*What is required*: Your task is to print all of the data word for word.

*Provided data*:
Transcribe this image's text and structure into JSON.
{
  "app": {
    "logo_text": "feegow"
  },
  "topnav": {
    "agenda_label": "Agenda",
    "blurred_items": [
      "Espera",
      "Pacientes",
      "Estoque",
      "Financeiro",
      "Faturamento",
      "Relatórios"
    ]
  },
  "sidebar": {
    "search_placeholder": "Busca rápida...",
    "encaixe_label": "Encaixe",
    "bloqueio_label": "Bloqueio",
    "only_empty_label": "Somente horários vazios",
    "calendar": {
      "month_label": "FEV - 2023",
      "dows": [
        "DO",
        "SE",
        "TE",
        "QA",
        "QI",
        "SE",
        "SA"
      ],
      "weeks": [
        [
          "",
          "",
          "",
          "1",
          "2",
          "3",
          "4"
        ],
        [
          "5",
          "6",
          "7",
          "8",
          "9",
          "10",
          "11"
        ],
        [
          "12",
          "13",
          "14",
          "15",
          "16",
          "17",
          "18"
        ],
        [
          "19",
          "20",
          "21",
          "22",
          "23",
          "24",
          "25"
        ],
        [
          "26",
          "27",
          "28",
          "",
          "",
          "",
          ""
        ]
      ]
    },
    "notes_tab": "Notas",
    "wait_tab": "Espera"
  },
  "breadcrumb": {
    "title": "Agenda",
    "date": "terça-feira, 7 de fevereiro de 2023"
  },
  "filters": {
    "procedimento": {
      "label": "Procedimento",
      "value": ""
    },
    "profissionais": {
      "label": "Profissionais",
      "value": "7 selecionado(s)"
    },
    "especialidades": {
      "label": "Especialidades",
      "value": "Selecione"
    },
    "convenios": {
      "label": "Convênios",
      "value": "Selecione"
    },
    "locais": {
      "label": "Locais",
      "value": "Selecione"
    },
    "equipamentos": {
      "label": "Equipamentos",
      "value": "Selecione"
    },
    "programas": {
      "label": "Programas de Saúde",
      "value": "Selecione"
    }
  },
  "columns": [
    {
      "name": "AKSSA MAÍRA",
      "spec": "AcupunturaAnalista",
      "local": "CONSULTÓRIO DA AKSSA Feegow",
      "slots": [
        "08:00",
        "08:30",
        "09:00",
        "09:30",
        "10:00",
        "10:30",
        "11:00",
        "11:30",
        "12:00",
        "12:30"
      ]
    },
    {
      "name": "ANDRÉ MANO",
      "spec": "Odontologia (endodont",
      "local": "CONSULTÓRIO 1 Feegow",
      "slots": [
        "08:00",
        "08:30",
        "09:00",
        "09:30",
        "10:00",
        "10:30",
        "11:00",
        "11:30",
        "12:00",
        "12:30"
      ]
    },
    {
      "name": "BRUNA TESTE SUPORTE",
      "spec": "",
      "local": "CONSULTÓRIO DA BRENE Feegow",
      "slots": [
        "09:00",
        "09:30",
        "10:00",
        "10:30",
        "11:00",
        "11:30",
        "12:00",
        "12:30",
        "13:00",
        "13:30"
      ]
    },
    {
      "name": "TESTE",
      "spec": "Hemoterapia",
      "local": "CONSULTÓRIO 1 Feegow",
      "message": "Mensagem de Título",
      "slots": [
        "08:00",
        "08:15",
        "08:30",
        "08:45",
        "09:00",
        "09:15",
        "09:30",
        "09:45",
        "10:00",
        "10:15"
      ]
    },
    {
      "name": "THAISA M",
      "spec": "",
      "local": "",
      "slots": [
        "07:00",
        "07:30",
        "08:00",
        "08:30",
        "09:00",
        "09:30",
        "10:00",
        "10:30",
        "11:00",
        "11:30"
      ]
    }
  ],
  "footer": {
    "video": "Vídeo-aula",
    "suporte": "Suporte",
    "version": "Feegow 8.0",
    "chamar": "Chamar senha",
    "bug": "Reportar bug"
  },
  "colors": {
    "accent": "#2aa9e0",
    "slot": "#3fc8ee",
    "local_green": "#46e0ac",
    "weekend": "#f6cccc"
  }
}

*Result for this task*:
Transcribe this image's text and structure into JSON.
{
  "app": {
    "logo_text": "feegow"
  },
  "topnav": {
    "agenda_label": "Agenda",
    "blurred_items": [
      "Espera",
      "Pacientes",
      "Estoque",
      "Financeiro",
      "Faturamento",
      "Relatórios"
    ]
  },
  "sidebar": {
    "search_placeholder": "Busca rápida...",
    "encaixe_label": "Encaixe",
    "bloqueio_label": "Bloqueio",
    "only_empty_label": "Somente horários vazios",
    "calendar": {
      "month_label": "FEV - 2023",
      "dows": [
        "DO",
        "SE",
        "TE",
        "QA",
        "QI",
        "SE",
        "SA"
      ],
      "weeks": [
        [
          "",
          "",
          "",
          "1",
          "2",
          "3",
          "4"
        ],
        [
          "5",
          "6",
          "7",
          "8",
          "9",
          "10",
          "11"
        ],
        [
          "12",
          "13",
          "14",
          "15",
          "16",
          "17",
          "18"
        ],
        [
          "19",
          "20",
          "21",
          "22",
          "23",
          "24",
          "25"
        ],
        [
          "26",
          "27",
          "28",
          "",
          "",
          "",
          ""
        ]
      ]
    },
    "notes_tab": "Notas",
    "wait_tab": "Espera"
  },
  "breadcrumb": {
    "title": "Agenda",
    "date": "terça-feira, 7 de fevereiro de 2023"
  },
  "filters": {
    "procedimento": {
      "label": "Procedimento",
      "value": ""
    },
    "profissionais": {
      "label": "Profissionais",
      "value": "7 selecionado(s)"
    },
    "especialidades": {
      "label": "Especialidades",
      "value": "Selecione"
    },
    "convenios": {
      "label": "Convênios",
      "value": "Selecione"
    },
    "locais": {
      "label": "Locais",
      "value": "Selecione"
    },
    "equipamentos": {
      "label": "Equipamentos",
      "value": "Selecione"
    },
    "programas": {
      "label": "Programas de Saúde",
      "value": "Selecione"
    }
  },
  "columns": [
    {
      "name": "AKSSA MAÍRA",
      "spec": "AcupunturaAnalista",
      "local": "CONSULTÓRIO DA AKSSA Feegow",
      "slots": [
        "08:00",
        "08:30",
        "09:00",
        "09:30",
        "10:00",
        "10:30",
        "11:00",
        "11:30",
        "12:00",
        "12:30"
      ]
    },
    {
      "name": "ANDRÉ MANO",
      "spec": "Odontologia (endodont",
      "local": "CONSULTÓRIO 1 Feegow",
      "slots": [
        "08:00",
        "08:30",
        "09:00",
        "09:30",
        "10:00",
        "10:30",
        "11:00",
        "11:30",
        "12:00",
        "12:30"
      ]
    },
    {
      "name": "BRUNA TESTE SUPORTE",
      "spec": "",
      "local": "CONSULTÓRIO DA BRENE Feegow",
      "slots": [
        "09:00",
        "09:30",
        "10:00",
        "10:30",
        "11:00",
        "11:30",
        "12:00",
        "12:30",
        "13:00",
        "13:30"
      ]
    },
    {
      "name": "TESTE",
      "spec": "Hemoterapia",
      "local": "CONSULTÓRIO 1 Feegow",
      "message": "Mensagem de Título",
      "slots": [
        "08:00",
        "08:15",
        "08:30",
        "08:45",
        "09:00",
        "09:15",
        "09:30",
        "09:45",
        "10:00",
        "10:15"
      ]
    },
    {
      "name": "THAISA M",
      "spec": "",
      "local": "",
      "slots": [
        "07:00",
        "07:30",
        "08:00",
        "08:30",
        "09:00",
        "09:30",
        "10:00",
        "10:30",
        "11:00",
        "11:30"
      ]
    }
  ],
  "footer": {
    "video": "Vídeo-aula",
    "suporte": "Suporte",
    "version": "Feegow 8.0",
    "chamar": "Chamar senha",
    "bug": "Reportar bug"
  },
  "colors": {
    "accent": "#2aa9e0",
    "slot": "#3fc8ee",
    "local_green": "#46e0ac",
    "weekend": "#f6cccc"
  }
}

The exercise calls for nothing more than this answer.